*Data shown:*
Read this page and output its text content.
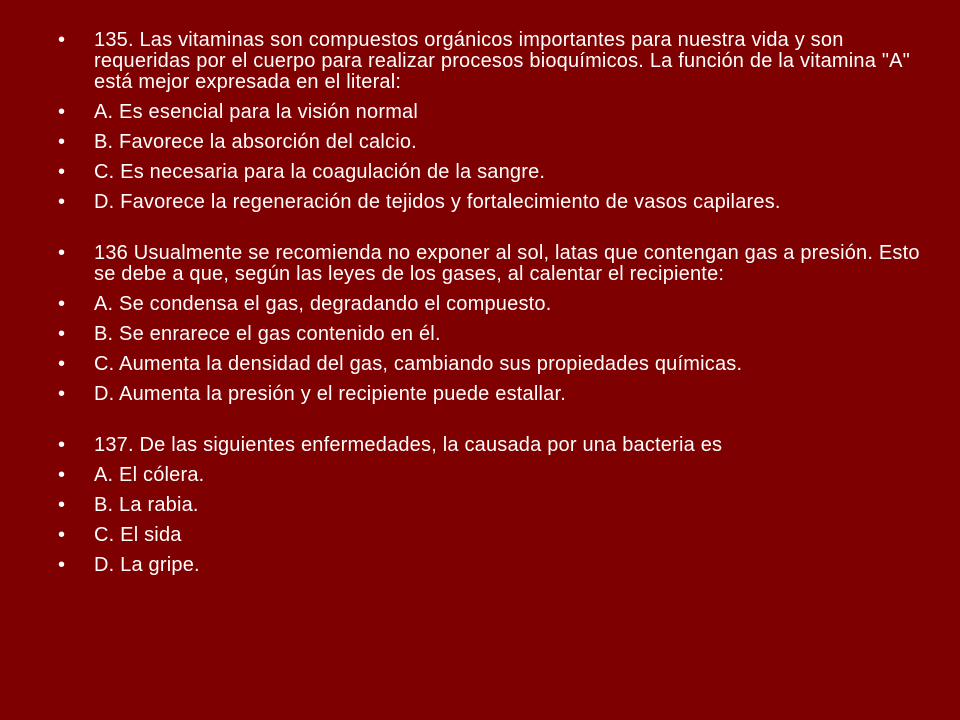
• 135. Las vitaminas son compuestos orgánicos importantes para nuestra vida y son requeridas por el cuerpo para realizar procesos bioquímicos. La función de la vitamina "A" está mejor expresada en el literal:
• A. Es esencial para la visión normal
• B. Favorece la absorción del calcio.
• C. Es necesaria para la coagulación de la sangre.
• D. Favorece la regeneración de tejidos y fortalecimiento de vasos capilares.
• 136 Usualmente se recomienda no exponer al sol, latas que contengan gas a presión. Esto se debe a que, según las leyes de los gases, al calentar el recipiente:
• A. Se condensa el gas, degradando el compuesto.
• B. Se enrarece el gas contenido en él.
• C. Aumenta la densidad del gas, cambiando sus propiedades químicas.
• D. Aumenta la presión y el recipiente puede estallar.
• 137. De las siguientes enfermedades, la causada por una bacteria es
• A. El cólera.
• B. La rabia.
• C. El sida
• D. La gripe.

*Work to complete:* This exercise needs every entry retyped exactly, with the pictures removed.

*Result for this exercise:*
Read this page and output its text content.
• 135. Las vitaminas son compuestos orgánicos importantes para nuestra vida y son requeridas por el cuerpo para realizar procesos bioquímicos. La función de la vitamina "A" está mejor expresada en el literal:
• A. Es esencial para la visión normal
• B. Favorece la absorción del calcio.
• C. Es necesaria para la coagulación de la sangre.
• D. Favorece la regeneración de tejidos y fortalecimiento de vasos capilares.
• 136 Usualmente se recomienda no exponer al sol, latas que contengan gas a presión. Esto se debe a que, según las leyes de los gases, al calentar el recipiente:
• A. Se condensa el gas, degradando el compuesto.
• B. Se enrarece el gas contenido en él.
• C. Aumenta la densidad del gas, cambiando sus propiedades químicas.
• D. Aumenta la presión y el recipiente puede estallar.
• 137. De las siguientes enfermedades, la causada por una bacteria es
• A. El cólera.
• B. La rabia.
• C. El sida
• D. La gripe.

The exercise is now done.